▸ PROBLEM DESCRIPTION
Retype the complete listing exactly as it appears.

-- begin TASK DATA --

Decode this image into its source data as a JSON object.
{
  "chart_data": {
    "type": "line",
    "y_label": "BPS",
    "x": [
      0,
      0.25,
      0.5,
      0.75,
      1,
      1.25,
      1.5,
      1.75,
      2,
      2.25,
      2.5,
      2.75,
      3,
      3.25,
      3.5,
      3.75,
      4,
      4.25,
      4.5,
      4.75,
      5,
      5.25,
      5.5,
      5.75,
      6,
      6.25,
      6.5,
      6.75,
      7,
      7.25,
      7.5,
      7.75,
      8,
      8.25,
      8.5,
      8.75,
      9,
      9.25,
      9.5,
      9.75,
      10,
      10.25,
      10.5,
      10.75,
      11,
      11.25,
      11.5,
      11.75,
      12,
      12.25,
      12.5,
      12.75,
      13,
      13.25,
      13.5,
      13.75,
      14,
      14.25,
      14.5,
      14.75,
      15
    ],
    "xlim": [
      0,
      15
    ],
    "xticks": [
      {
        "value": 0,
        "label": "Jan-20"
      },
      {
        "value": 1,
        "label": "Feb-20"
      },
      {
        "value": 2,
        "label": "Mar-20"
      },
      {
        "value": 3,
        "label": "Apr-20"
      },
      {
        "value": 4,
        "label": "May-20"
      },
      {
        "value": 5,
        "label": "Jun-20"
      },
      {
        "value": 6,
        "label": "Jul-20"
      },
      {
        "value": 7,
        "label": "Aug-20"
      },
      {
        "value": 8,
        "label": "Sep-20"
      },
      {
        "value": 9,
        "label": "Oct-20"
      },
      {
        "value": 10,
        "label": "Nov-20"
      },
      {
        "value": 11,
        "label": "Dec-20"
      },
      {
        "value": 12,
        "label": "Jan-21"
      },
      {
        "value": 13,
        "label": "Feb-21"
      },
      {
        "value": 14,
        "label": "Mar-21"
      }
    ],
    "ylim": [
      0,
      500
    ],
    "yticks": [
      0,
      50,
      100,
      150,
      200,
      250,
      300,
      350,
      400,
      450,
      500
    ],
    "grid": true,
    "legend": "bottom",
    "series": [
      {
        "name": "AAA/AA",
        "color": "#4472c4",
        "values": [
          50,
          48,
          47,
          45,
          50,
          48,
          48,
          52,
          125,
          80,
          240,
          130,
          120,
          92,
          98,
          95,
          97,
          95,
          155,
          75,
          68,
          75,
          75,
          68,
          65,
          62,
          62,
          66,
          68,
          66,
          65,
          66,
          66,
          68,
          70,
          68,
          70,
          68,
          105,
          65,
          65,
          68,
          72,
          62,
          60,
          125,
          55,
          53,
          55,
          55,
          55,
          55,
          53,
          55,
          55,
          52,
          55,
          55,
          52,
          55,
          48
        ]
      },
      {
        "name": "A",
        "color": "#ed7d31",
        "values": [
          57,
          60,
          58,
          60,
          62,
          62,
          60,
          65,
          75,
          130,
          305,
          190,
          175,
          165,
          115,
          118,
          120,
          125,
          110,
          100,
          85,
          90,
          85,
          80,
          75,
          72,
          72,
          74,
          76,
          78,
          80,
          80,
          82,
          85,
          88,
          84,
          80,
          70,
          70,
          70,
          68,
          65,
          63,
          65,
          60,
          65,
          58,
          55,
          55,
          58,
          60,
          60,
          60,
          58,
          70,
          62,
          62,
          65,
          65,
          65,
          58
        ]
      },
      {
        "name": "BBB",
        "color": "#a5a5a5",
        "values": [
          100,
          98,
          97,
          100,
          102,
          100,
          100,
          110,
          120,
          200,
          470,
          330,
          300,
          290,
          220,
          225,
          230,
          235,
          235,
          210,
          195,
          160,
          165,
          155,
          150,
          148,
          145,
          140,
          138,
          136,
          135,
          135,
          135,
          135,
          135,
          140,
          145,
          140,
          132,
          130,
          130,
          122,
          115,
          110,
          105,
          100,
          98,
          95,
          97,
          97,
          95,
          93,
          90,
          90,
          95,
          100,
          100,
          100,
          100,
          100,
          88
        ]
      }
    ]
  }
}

-- end TASK DATA --

▸ ANSWER
Decode this image into its source data as a JSON object.
{
  "chart_data": {
    "type": "line",
    "y_label": "BPS",
    "x": [
      0,
      0.25,
      0.5,
      0.75,
      1,
      1.25,
      1.5,
      1.75,
      2,
      2.25,
      2.5,
      2.75,
      3,
      3.25,
      3.5,
      3.75,
      4,
      4.25,
      4.5,
      4.75,
      5,
      5.25,
      5.5,
      5.75,
      6,
      6.25,
      6.5,
      6.75,
      7,
      7.25,
      7.5,
      7.75,
      8,
      8.25,
      8.5,
      8.75,
      9,
      9.25,
      9.5,
      9.75,
      10,
      10.25,
      10.5,
      10.75,
      11,
      11.25,
      11.5,
      11.75,
      12,
      12.25,
      12.5,
      12.75,
      13,
      13.25,
      13.5,
      13.75,
      14,
      14.25,
      14.5,
      14.75,
      15
    ],
    "xlim": [
      0,
      15
    ],
    "xticks": [
      {
        "value": 0,
        "label": "Jan-20"
      },
      {
        "value": 1,
        "label": "Feb-20"
      },
      {
        "value": 2,
        "label": "Mar-20"
      },
      {
        "value": 3,
        "label": "Apr-20"
      },
      {
        "value": 4,
        "label": "May-20"
      },
      {
        "value": 5,
        "label": "Jun-20"
      },
      {
        "value": 6,
        "label": "Jul-20"
      },
      {
        "value": 7,
        "label": "Aug-20"
      },
      {
        "value": 8,
        "label": "Sep-20"
      },
      {
        "value": 9,
        "label": "Oct-20"
      },
      {
        "value": 10,
        "label": "Nov-20"
      },
      {
        "value": 11,
        "label": "Dec-20"
      },
      {
        "value": 12,
        "label": "Jan-21"
      },
      {
        "value": 13,
        "label": "Feb-21"
      },
      {
        "value": 14,
        "label": "Mar-21"
      }
    ],
    "ylim": [
      0,
      500
    ],
    "yticks": [
      0,
      50,
      100,
      150,
      200,
      250,
      300,
      350,
      400,
      450,
      500
    ],
    "grid": true,
    "legend": "bottom",
    "series": [
      {
        "name": "AAA/AA",
        "color": "#4472c4",
        "values": [
          50,
          48,
          47,
          45,
          50,
          48,
          48,
          52,
          125,
          80,
          240,
          130,
          120,
          92,
          98,
          95,
          97,
          95,
          155,
          75,
          68,
          75,
          75,
          68,
          65,
          62,
          62,
          66,
          68,
          66,
          65,
          66,
          66,
          68,
          70,
          68,
          70,
          68,
          105,
          65,
          65,
          68,
          72,
          62,
          60,
          125,
          55,
          53,
          55,
          55,
          55,
          55,
          53,
          55,
          55,
          52,
          55,
          55,
          52,
          55,
          48
        ]
      },
      {
        "name": "A",
        "color": "#ed7d31",
        "values": [
          57,
          60,
          58,
          60,
          62,
          62,
          60,
          65,
          75,
          130,
          305,
          190,
          175,
          165,
          115,
          118,
          120,
          125,
          110,
          100,
          85,
          90,
          85,
          80,
          75,
          72,
          72,
          74,
          76,
          78,
          80,
          80,
          82,
          85,
          88,
          84,
          80,
          70,
          70,
          70,
          68,
          65,
          63,
          65,
          60,
          65,
          58,
          55,
          55,
          58,
          60,
          60,
          60,
          58,
          70,
          62,
          62,
          65,
          65,
          65,
          58
        ]
      },
      {
        "name": "BBB",
        "color": "#a5a5a5",
        "values": [
          100,
          98,
          97,
          100,
          102,
          100,
          100,
          110,
          120,
          200,
          470,
          330,
          300,
          290,
          220,
          225,
          230,
          235,
          235,
          210,
          195,
          160,
          165,
          155,
          150,
          148,
          145,
          140,
          138,
          136,
          135,
          135,
          135,
          135,
          135,
          140,
          145,
          140,
          132,
          130,
          130,
          122,
          115,
          110,
          105,
          100,
          98,
          95,
          97,
          97,
          95,
          93,
          90,
          90,
          95,
          100,
          100,
          100,
          100,
          100,
          88
        ]
      }
    ]
  }
}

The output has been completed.